**GIVEN PROBLEM**
In the entries that follow, how many lines contain "buildings"? Answer with the number only.

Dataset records
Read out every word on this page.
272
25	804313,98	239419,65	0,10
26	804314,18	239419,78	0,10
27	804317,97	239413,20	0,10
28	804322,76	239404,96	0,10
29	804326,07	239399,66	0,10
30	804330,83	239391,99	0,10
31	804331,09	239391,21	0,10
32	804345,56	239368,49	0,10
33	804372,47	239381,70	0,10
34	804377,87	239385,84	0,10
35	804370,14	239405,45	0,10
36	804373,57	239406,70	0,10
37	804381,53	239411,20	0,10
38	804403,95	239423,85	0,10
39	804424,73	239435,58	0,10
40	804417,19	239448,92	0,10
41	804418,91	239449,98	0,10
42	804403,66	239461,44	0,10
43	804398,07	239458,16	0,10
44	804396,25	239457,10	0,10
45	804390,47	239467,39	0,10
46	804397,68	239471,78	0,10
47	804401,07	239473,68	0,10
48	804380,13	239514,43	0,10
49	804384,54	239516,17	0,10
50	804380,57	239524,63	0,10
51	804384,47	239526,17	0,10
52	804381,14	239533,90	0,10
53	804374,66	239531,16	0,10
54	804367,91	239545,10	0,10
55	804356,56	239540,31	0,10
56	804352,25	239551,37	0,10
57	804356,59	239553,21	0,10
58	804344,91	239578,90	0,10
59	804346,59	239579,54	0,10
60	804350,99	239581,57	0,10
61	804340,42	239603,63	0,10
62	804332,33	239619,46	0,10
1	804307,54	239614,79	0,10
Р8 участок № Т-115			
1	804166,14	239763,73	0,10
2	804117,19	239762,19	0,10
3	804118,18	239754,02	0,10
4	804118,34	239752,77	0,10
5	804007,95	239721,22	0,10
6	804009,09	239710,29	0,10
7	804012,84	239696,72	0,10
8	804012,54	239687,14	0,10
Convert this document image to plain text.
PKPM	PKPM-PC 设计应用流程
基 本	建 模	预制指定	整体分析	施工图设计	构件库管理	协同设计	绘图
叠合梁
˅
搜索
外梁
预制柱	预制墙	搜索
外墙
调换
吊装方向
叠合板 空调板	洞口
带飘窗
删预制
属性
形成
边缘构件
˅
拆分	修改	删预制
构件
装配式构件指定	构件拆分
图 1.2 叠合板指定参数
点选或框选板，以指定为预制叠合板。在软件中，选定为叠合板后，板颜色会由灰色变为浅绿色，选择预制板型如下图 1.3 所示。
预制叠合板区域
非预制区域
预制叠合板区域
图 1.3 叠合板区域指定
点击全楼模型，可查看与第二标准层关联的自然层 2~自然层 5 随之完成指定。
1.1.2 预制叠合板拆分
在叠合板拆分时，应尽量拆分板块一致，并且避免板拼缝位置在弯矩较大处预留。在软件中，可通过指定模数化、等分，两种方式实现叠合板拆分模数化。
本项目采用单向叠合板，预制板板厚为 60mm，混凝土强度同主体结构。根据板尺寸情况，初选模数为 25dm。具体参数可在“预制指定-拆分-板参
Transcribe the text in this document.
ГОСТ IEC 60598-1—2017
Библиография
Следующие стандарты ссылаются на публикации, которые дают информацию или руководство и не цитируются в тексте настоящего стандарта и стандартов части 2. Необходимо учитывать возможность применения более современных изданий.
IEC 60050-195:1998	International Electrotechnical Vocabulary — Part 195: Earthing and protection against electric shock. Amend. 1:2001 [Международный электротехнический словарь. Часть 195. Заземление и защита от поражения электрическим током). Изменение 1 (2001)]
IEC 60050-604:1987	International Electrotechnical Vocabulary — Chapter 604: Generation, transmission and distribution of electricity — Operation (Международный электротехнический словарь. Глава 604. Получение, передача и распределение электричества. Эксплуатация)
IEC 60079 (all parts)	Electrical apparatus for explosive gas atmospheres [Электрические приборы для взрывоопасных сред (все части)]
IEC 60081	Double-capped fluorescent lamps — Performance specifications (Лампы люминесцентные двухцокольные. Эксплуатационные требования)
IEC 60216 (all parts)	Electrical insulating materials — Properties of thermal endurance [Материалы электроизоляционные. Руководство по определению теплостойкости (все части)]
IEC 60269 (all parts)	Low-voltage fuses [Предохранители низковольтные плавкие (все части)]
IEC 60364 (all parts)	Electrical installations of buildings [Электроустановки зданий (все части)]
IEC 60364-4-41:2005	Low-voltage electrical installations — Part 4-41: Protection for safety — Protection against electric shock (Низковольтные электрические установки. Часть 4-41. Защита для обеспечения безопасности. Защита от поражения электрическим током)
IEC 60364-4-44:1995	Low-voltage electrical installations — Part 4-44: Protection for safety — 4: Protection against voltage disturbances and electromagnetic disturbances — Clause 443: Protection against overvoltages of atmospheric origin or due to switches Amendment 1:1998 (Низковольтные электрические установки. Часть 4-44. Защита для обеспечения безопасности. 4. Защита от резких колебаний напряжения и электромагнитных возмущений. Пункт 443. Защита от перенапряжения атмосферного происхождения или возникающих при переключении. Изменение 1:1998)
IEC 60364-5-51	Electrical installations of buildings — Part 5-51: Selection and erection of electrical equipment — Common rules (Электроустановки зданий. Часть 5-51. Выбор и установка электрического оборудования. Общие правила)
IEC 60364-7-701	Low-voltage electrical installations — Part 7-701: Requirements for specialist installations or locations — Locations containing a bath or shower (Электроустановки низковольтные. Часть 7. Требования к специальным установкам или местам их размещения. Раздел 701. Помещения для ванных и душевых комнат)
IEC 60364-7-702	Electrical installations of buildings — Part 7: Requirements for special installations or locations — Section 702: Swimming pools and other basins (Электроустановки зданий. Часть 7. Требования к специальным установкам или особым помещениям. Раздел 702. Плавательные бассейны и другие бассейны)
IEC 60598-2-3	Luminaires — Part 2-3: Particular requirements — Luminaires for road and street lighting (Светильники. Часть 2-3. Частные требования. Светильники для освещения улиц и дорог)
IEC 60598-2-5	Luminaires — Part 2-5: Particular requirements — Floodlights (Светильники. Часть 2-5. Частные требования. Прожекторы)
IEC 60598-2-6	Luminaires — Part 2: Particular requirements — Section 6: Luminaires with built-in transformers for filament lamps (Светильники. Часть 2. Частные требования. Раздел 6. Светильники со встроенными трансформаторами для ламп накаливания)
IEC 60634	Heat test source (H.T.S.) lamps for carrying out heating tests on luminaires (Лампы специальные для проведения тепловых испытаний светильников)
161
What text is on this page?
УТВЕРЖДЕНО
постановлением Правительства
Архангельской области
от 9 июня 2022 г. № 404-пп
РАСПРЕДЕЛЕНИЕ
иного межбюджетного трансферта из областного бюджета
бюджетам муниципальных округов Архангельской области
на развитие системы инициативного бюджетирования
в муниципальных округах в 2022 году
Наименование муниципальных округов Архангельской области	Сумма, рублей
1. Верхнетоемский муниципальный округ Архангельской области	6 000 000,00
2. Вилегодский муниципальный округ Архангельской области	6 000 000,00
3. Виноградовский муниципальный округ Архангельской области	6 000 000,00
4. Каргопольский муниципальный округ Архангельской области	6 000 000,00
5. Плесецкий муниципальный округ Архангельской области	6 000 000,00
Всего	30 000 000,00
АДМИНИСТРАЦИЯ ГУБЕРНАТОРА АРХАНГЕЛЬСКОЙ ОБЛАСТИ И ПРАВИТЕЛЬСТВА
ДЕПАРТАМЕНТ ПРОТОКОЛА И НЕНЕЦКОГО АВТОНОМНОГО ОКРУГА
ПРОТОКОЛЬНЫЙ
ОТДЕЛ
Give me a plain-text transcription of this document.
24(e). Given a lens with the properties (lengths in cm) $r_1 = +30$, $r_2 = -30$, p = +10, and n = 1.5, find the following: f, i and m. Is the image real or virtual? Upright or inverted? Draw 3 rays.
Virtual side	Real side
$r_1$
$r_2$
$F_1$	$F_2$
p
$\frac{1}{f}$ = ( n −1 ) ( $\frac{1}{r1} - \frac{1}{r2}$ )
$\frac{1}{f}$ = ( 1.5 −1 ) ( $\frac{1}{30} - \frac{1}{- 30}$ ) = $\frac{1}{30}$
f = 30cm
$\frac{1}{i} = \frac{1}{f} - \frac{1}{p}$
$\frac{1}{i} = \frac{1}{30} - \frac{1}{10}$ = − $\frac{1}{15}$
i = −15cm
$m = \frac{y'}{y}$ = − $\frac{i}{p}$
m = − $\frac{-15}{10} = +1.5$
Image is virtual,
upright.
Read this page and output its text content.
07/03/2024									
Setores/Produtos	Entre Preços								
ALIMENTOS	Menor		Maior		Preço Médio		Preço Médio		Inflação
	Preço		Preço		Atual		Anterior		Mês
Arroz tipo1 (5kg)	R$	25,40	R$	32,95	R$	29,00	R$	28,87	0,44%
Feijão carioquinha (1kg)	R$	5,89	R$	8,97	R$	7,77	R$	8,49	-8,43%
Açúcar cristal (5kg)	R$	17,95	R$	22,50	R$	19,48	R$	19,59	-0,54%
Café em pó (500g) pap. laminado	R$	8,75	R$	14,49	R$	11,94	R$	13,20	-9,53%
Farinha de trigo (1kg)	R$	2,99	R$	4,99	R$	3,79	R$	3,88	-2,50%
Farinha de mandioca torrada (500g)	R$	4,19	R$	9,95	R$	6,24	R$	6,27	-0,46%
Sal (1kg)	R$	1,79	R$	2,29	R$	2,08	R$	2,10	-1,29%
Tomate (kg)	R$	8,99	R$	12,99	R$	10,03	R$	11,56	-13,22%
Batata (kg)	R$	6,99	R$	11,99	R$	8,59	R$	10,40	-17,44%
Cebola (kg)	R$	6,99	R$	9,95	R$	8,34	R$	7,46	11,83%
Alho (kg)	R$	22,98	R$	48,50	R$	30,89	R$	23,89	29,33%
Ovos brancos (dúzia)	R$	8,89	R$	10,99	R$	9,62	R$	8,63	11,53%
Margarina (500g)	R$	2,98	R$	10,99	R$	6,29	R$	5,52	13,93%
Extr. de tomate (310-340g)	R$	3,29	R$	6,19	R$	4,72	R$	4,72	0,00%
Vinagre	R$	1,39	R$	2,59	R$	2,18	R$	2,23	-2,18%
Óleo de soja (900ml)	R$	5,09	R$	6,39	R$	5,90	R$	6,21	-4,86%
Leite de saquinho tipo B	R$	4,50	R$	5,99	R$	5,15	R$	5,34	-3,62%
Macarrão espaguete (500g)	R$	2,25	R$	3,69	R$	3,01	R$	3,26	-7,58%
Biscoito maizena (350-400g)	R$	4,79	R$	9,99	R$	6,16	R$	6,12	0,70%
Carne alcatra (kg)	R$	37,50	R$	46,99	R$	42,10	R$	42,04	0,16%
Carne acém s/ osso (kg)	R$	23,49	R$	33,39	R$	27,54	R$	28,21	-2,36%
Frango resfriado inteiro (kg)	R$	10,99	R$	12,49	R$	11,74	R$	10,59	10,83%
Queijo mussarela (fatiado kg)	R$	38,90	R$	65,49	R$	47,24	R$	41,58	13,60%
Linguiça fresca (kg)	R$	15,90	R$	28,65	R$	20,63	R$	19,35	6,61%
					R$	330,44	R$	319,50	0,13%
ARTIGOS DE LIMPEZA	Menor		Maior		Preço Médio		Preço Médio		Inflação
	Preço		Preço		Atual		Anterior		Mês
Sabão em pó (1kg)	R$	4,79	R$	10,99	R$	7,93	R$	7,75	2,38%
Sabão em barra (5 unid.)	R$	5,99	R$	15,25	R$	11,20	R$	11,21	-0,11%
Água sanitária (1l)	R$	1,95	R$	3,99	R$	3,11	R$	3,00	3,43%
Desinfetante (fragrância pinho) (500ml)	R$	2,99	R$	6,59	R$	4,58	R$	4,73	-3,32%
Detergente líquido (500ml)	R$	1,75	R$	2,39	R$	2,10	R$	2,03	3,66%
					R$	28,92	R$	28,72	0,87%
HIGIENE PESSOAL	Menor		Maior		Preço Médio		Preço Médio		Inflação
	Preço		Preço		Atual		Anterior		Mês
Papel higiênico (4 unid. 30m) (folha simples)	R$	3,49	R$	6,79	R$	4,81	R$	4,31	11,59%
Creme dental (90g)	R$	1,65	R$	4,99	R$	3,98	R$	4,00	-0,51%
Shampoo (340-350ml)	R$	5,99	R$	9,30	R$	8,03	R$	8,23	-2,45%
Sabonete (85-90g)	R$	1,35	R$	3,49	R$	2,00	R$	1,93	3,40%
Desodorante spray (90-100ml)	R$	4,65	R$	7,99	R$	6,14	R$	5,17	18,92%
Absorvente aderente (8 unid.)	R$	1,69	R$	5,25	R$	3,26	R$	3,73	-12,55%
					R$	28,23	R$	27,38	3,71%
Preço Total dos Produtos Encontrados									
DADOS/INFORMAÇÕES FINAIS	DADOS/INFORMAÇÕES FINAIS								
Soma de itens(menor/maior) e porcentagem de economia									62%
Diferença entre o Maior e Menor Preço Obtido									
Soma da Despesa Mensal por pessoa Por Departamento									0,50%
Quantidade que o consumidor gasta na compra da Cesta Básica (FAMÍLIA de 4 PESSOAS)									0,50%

**REPLY**
3